▶ _Exercise details_
Copy out the listing that follows exactly, dropping every picture.
-*-
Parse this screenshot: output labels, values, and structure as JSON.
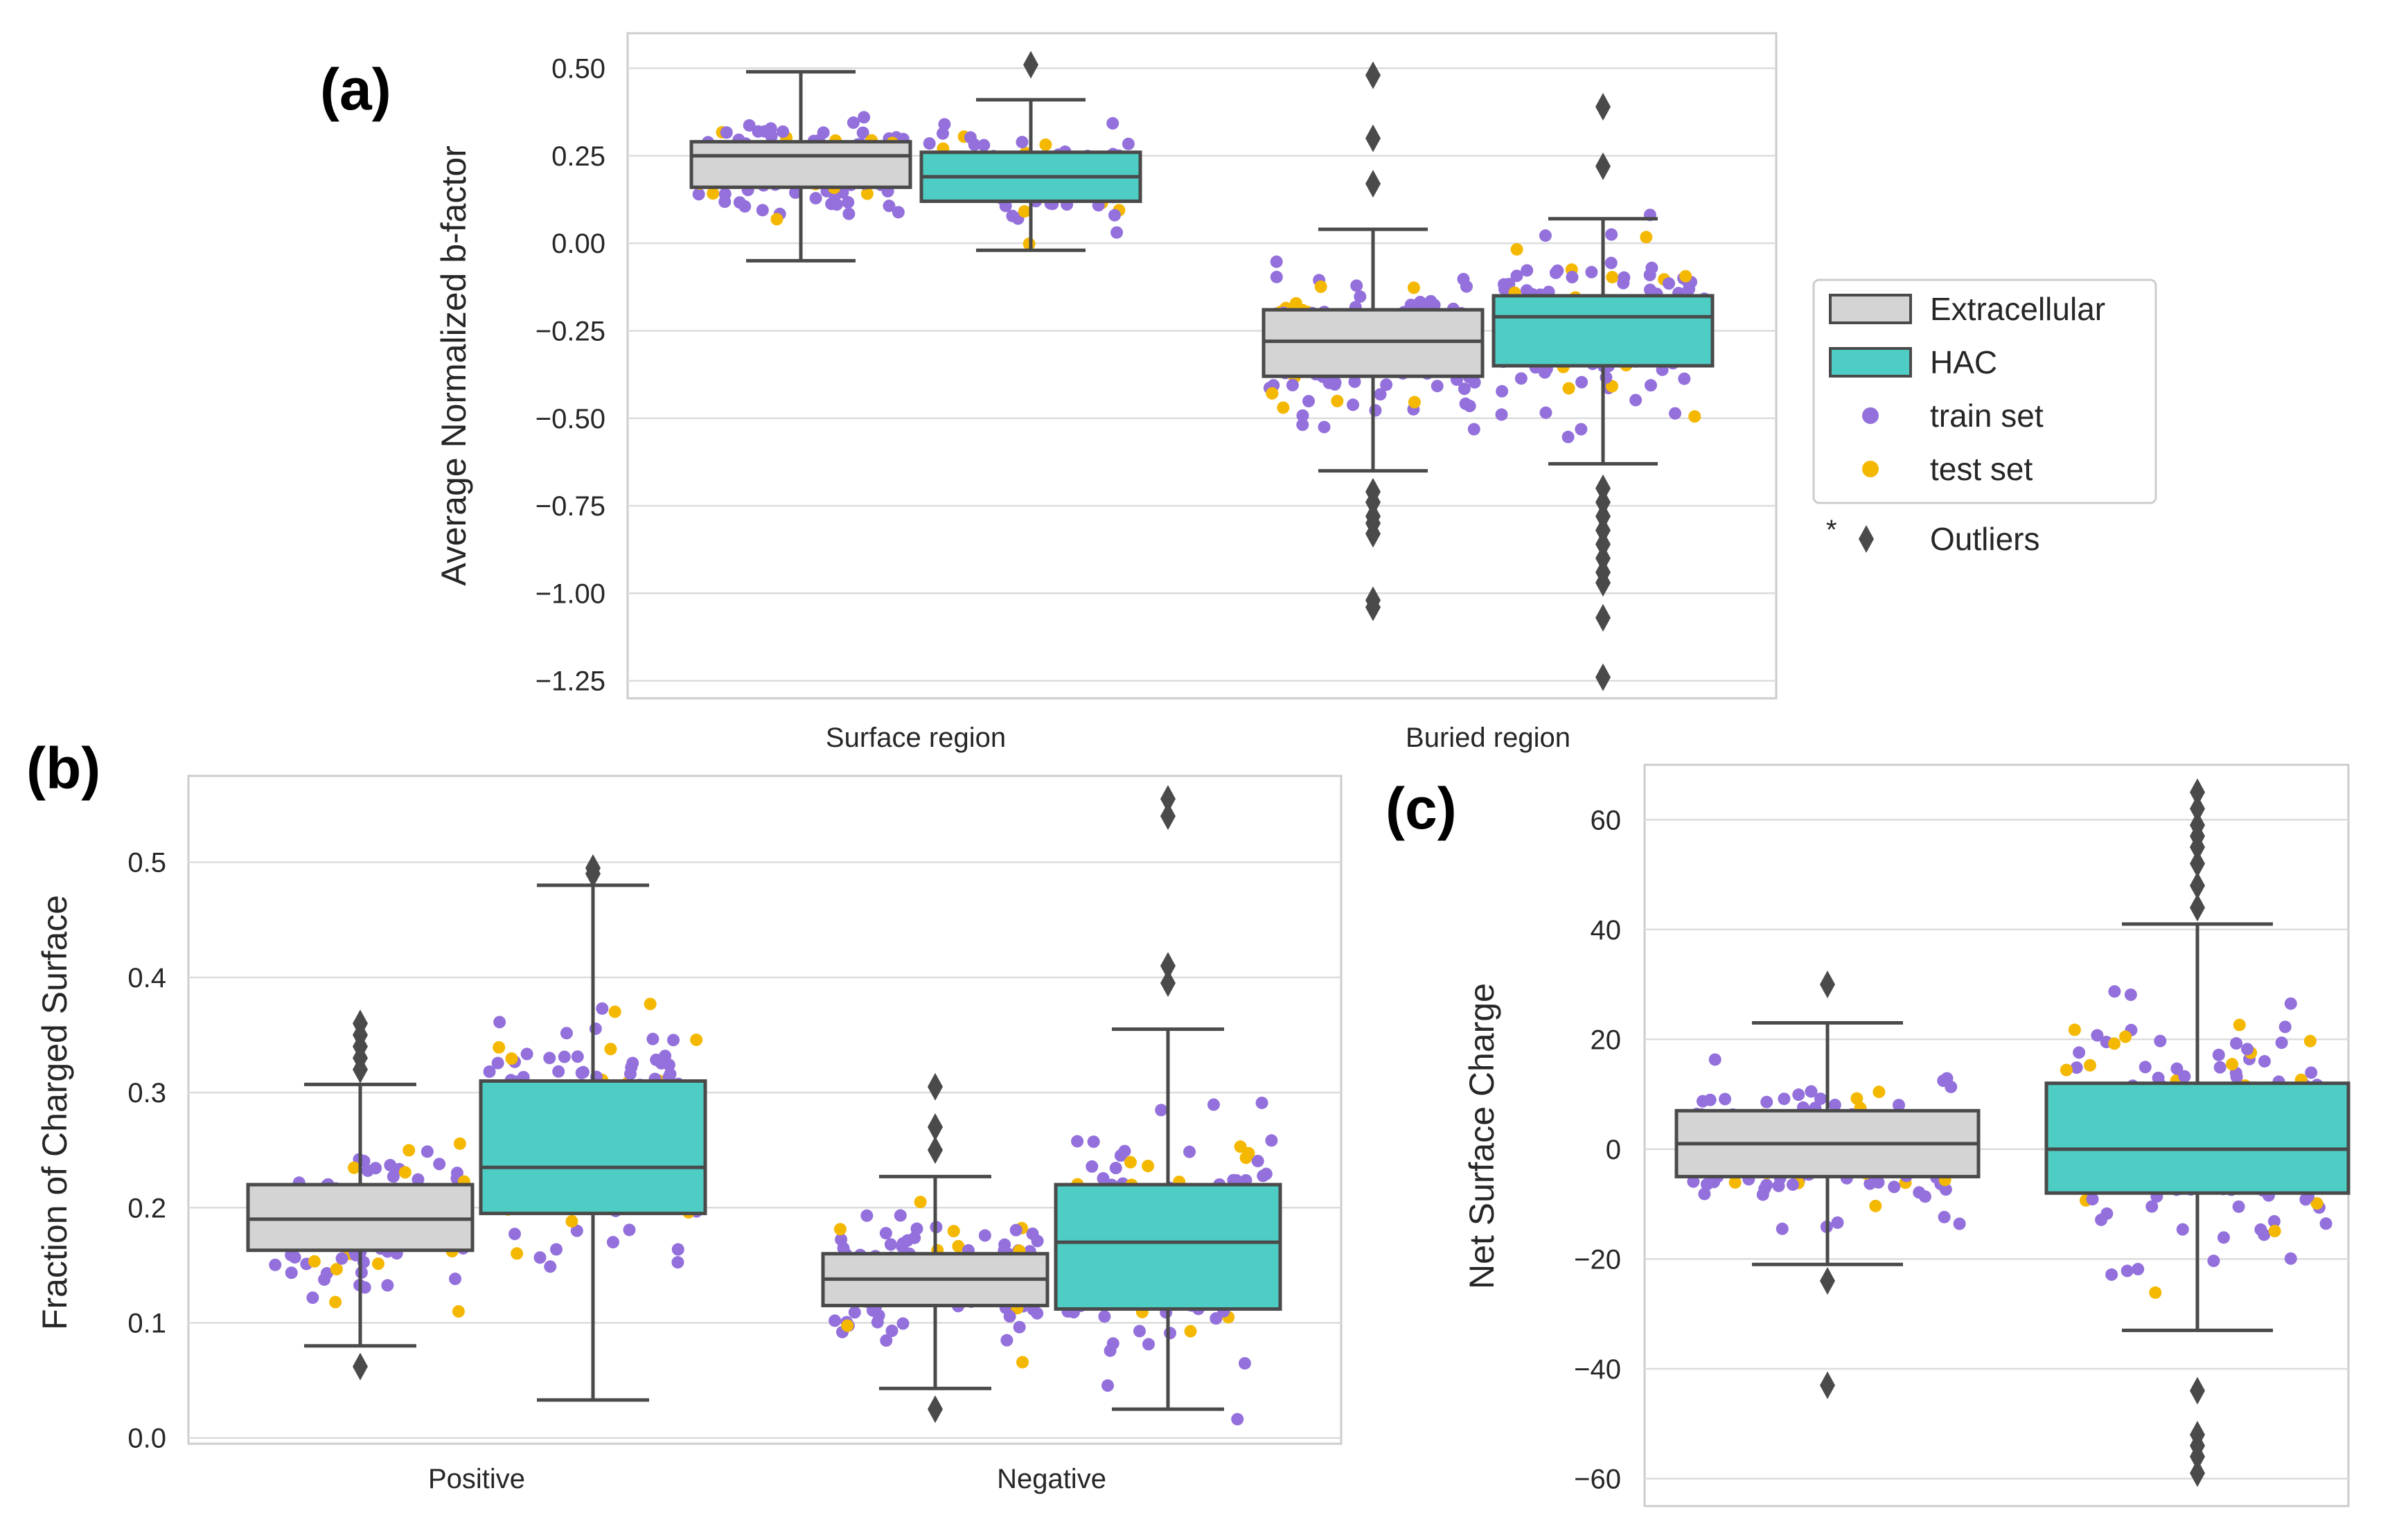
{
  "colors": {
    "extracellular_box": "#d4d4d4",
    "hac_box": "#4ecdc4",
    "train_point": "#9370db",
    "test_point": "#f5b800",
    "outlier": "#4a4a4a",
    "box_edge": "#4a4a4a"
  },
  "legend": {
    "items": [
      {
        "label": "Extracellular",
        "kind": "box",
        "color": "#d4d4d4"
      },
      {
        "label": "HAC",
        "kind": "box",
        "color": "#4ecdc4"
      },
      {
        "label": "train set",
        "kind": "point",
        "color": "#9370db"
      },
      {
        "label": "test set",
        "kind": "point",
        "color": "#f5b800"
      }
    ],
    "outlier_star": "*",
    "outlier_label": "Outliers"
  },
  "chart_data": [
    {
      "id": "a",
      "panel_label": "(a)",
      "type": "box",
      "ylabel": "Average Normalized b-factor",
      "ylim": [
        -1.3,
        0.6
      ],
      "yticks": [
        -1.25,
        -1.0,
        -0.75,
        -0.5,
        -0.25,
        0.0,
        0.25,
        0.5
      ],
      "ytick_labels": [
        "−1.25",
        "−1.00",
        "−0.75",
        "−0.50",
        "−0.25",
        "0.00",
        "0.25",
        "0.50"
      ],
      "categories": [
        "Surface region",
        "Buried region"
      ],
      "series": [
        {
          "name": "Extracellular",
          "boxes": [
            {
              "q1": 0.16,
              "median": 0.25,
              "q3": 0.29,
              "whisker_low": -0.05,
              "whisker_high": 0.49,
              "outliers": [],
              "n": 130,
              "center": 0.22,
              "spread": 0.12
            },
            {
              "q1": -0.38,
              "median": -0.28,
              "q3": -0.19,
              "whisker_low": -0.65,
              "whisker_high": 0.04,
              "outliers": [
                0.48,
                0.3,
                0.17,
                -0.71,
                -0.74,
                -0.78,
                -0.8,
                -0.83,
                -1.02,
                -1.04
              ],
              "n": 150,
              "center": -0.3,
              "spread": 0.2
            }
          ]
        },
        {
          "name": "HAC",
          "boxes": [
            {
              "q1": 0.12,
              "median": 0.19,
              "q3": 0.26,
              "whisker_low": -0.02,
              "whisker_high": 0.41,
              "outliers": [
                0.51
              ],
              "n": 130,
              "center": 0.19,
              "spread": 0.1
            },
            {
              "q1": -0.35,
              "median": -0.21,
              "q3": -0.15,
              "whisker_low": -0.63,
              "whisker_high": 0.07,
              "outliers": [
                0.39,
                0.22,
                -0.7,
                -0.74,
                -0.78,
                -0.82,
                -0.86,
                -0.9,
                -0.94,
                -0.97,
                -1.07,
                -1.24
              ],
              "n": 170,
              "center": -0.24,
              "spread": 0.2
            }
          ]
        }
      ]
    },
    {
      "id": "b",
      "panel_label": "(b)",
      "type": "box",
      "ylabel": "Fraction of Charged Surface",
      "ylim": [
        -0.005,
        0.575
      ],
      "yticks": [
        0.0,
        0.1,
        0.2,
        0.3,
        0.4,
        0.5
      ],
      "ytick_labels": [
        "0.0",
        "0.1",
        "0.2",
        "0.3",
        "0.4",
        "0.5"
      ],
      "categories": [
        "Positive",
        "Negative"
      ],
      "series": [
        {
          "name": "Extracellular",
          "boxes": [
            {
              "q1": 0.163,
              "median": 0.19,
              "q3": 0.22,
              "whisker_low": 0.08,
              "whisker_high": 0.307,
              "outliers": [
                0.062,
                0.32,
                0.33,
                0.34,
                0.35,
                0.36
              ],
              "n": 150,
              "center": 0.19,
              "spread": 0.05
            },
            {
              "q1": 0.115,
              "median": 0.138,
              "q3": 0.16,
              "whisker_low": 0.043,
              "whisker_high": 0.227,
              "outliers": [
                0.025,
                0.25,
                0.27,
                0.305
              ],
              "n": 150,
              "center": 0.14,
              "spread": 0.045
            }
          ]
        },
        {
          "name": "HAC",
          "boxes": [
            {
              "q1": 0.195,
              "median": 0.235,
              "q3": 0.31,
              "whisker_low": 0.033,
              "whisker_high": 0.48,
              "outliers": [
                0.49,
                0.495
              ],
              "n": 170,
              "center": 0.26,
              "spread": 0.09
            },
            {
              "q1": 0.112,
              "median": 0.17,
              "q3": 0.22,
              "whisker_low": 0.025,
              "whisker_high": 0.355,
              "outliers": [
                0.395,
                0.41,
                0.54,
                0.555
              ],
              "n": 170,
              "center": 0.17,
              "spread": 0.08
            }
          ]
        }
      ]
    },
    {
      "id": "c",
      "panel_label": "(c)",
      "type": "box",
      "ylabel": "Net Surface Charge",
      "ylim": [
        -65,
        70
      ],
      "yticks": [
        -60,
        -40,
        -20,
        0,
        20,
        40,
        60
      ],
      "ytick_labels": [
        "−60",
        "−40",
        "−20",
        "0",
        "20",
        "40",
        "60"
      ],
      "categories": [
        "",
        ""
      ],
      "series": [
        {
          "name": "Extracellular",
          "boxes": [
            {
              "q1": -5,
              "median": 1,
              "q3": 7,
              "whisker_low": -21,
              "whisker_high": 23,
              "outliers": [
                30,
                -24,
                -43
              ],
              "n": 170,
              "center": 0,
              "spread": 10
            }
          ]
        },
        {
          "name": "HAC",
          "boxes": [
            {
              "q1": -8,
              "median": 0,
              "q3": 12,
              "whisker_low": -33,
              "whisker_high": 41,
              "outliers": [
                44,
                48,
                52,
                55,
                57,
                59,
                62,
                65,
                -44,
                -52,
                -54,
                -56,
                -59
              ],
              "n": 190,
              "center": 2,
              "spread": 17
            }
          ]
        }
      ]
    }
  ]
}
-*-
▶ _Full response_
Parse this screenshot: output labels, values, and structure as JSON.
{
  "colors": {
    "extracellular_box": "#d4d4d4",
    "hac_box": "#4ecdc4",
    "train_point": "#9370db",
    "test_point": "#f5b800",
    "outlier": "#4a4a4a",
    "box_edge": "#4a4a4a"
  },
  "legend": {
    "items": [
      {
        "label": "Extracellular",
        "kind": "box",
        "color": "#d4d4d4"
      },
      {
        "label": "HAC",
        "kind": "box",
        "color": "#4ecdc4"
      },
      {
        "label": "train set",
        "kind": "point",
        "color": "#9370db"
      },
      {
        "label": "test set",
        "kind": "point",
        "color": "#f5b800"
      }
    ],
    "outlier_star": "*",
    "outlier_label": "Outliers"
  },
  "chart_data": [
    {
      "id": "a",
      "panel_label": "(a)",
      "type": "box",
      "ylabel": "Average Normalized b-factor",
      "ylim": [
        -1.3,
        0.6
      ],
      "yticks": [
        -1.25,
        -1.0,
        -0.75,
        -0.5,
        -0.25,
        0.0,
        0.25,
        0.5
      ],
      "ytick_labels": [
        "−1.25",
        "−1.00",
        "−0.75",
        "−0.50",
        "−0.25",
        "0.00",
        "0.25",
        "0.50"
      ],
      "categories": [
        "Surface region",
        "Buried region"
      ],
      "series": [
        {
          "name": "Extracellular",
          "boxes": [
            {
              "q1": 0.16,
              "median": 0.25,
              "q3": 0.29,
              "whisker_low": -0.05,
              "whisker_high": 0.49,
              "outliers": [],
              "n": 130,
              "center": 0.22,
              "spread": 0.12
            },
            {
              "q1": -0.38,
              "median": -0.28,
              "q3": -0.19,
              "whisker_low": -0.65,
              "whisker_high": 0.04,
              "outliers": [
                0.48,
                0.3,
                0.17,
                -0.71,
                -0.74,
                -0.78,
                -0.8,
                -0.83,
                -1.02,
                -1.04
              ],
              "n": 150,
              "center": -0.3,
              "spread": 0.2
            }
          ]
        },
        {
          "name": "HAC",
          "boxes": [
            {
              "q1": 0.12,
              "median": 0.19,
              "q3": 0.26,
              "whisker_low": -0.02,
              "whisker_high": 0.41,
              "outliers": [
                0.51
              ],
              "n": 130,
              "center": 0.19,
              "spread": 0.1
            },
            {
              "q1": -0.35,
              "median": -0.21,
              "q3": -0.15,
              "whisker_low": -0.63,
              "whisker_high": 0.07,
              "outliers": [
                0.39,
                0.22,
                -0.7,
                -0.74,
                -0.78,
                -0.82,
                -0.86,
                -0.9,
                -0.94,
                -0.97,
                -1.07,
                -1.24
              ],
              "n": 170,
              "center": -0.24,
              "spread": 0.2
            }
          ]
        }
      ]
    },
    {
      "id": "b",
      "panel_label": "(b)",
      "type": "box",
      "ylabel": "Fraction of Charged Surface",
      "ylim": [
        -0.005,
        0.575
      ],
      "yticks": [
        0.0,
        0.1,
        0.2,
        0.3,
        0.4,
        0.5
      ],
      "ytick_labels": [
        "0.0",
        "0.1",
        "0.2",
        "0.3",
        "0.4",
        "0.5"
      ],
      "categories": [
        "Positive",
        "Negative"
      ],
      "series": [
        {
          "name": "Extracellular",
          "boxes": [
            {
              "q1": 0.163,
              "median": 0.19,
              "q3": 0.22,
              "whisker_low": 0.08,
              "whisker_high": 0.307,
              "outliers": [
                0.062,
                0.32,
                0.33,
                0.34,
                0.35,
                0.36
              ],
              "n": 150,
              "center": 0.19,
              "spread": 0.05
            },
            {
              "q1": 0.115,
              "median": 0.138,
              "q3": 0.16,
              "whisker_low": 0.043,
              "whisker_high": 0.227,
              "outliers": [
                0.025,
                0.25,
                0.27,
                0.305
              ],
              "n": 150,
              "center": 0.14,
              "spread": 0.045
            }
          ]
        },
        {
          "name": "HAC",
          "boxes": [
            {
              "q1": 0.195,
              "median": 0.235,
              "q3": 0.31,
              "whisker_low": 0.033,
              "whisker_high": 0.48,
              "outliers": [
                0.49,
                0.495
              ],
              "n": 170,
              "center": 0.26,
              "spread": 0.09
            },
            {
              "q1": 0.112,
              "median": 0.17,
              "q3": 0.22,
              "whisker_low": 0.025,
              "whisker_high": 0.355,
              "outliers": [
                0.395,
                0.41,
                0.54,
                0.555
              ],
              "n": 170,
              "center": 0.17,
              "spread": 0.08
            }
          ]
        }
      ]
    },
    {
      "id": "c",
      "panel_label": "(c)",
      "type": "box",
      "ylabel": "Net Surface Charge",
      "ylim": [
        -65,
        70
      ],
      "yticks": [
        -60,
        -40,
        -20,
        0,
        20,
        40,
        60
      ],
      "ytick_labels": [
        "−60",
        "−40",
        "−20",
        "0",
        "20",
        "40",
        "60"
      ],
      "categories": [
        "",
        ""
      ],
      "series": [
        {
          "name": "Extracellular",
          "boxes": [
            {
              "q1": -5,
              "median": 1,
              "q3": 7,
              "whisker_low": -21,
              "whisker_high": 23,
              "outliers": [
                30,
                -24,
                -43
              ],
              "n": 170,
              "center": 0,
              "spread": 10
            }
          ]
        },
        {
          "name": "HAC",
          "boxes": [
            {
              "q1": -8,
              "median": 0,
              "q3": 12,
              "whisker_low": -33,
              "whisker_high": 41,
              "outliers": [
                44,
                48,
                52,
                55,
                57,
                59,
                62,
                65,
                -44,
                -52,
                -54,
                -56,
                -59
              ],
              "n": 190,
              "center": 2,
              "spread": 17
            }
          ]
        }
      ]
    }
  ]
}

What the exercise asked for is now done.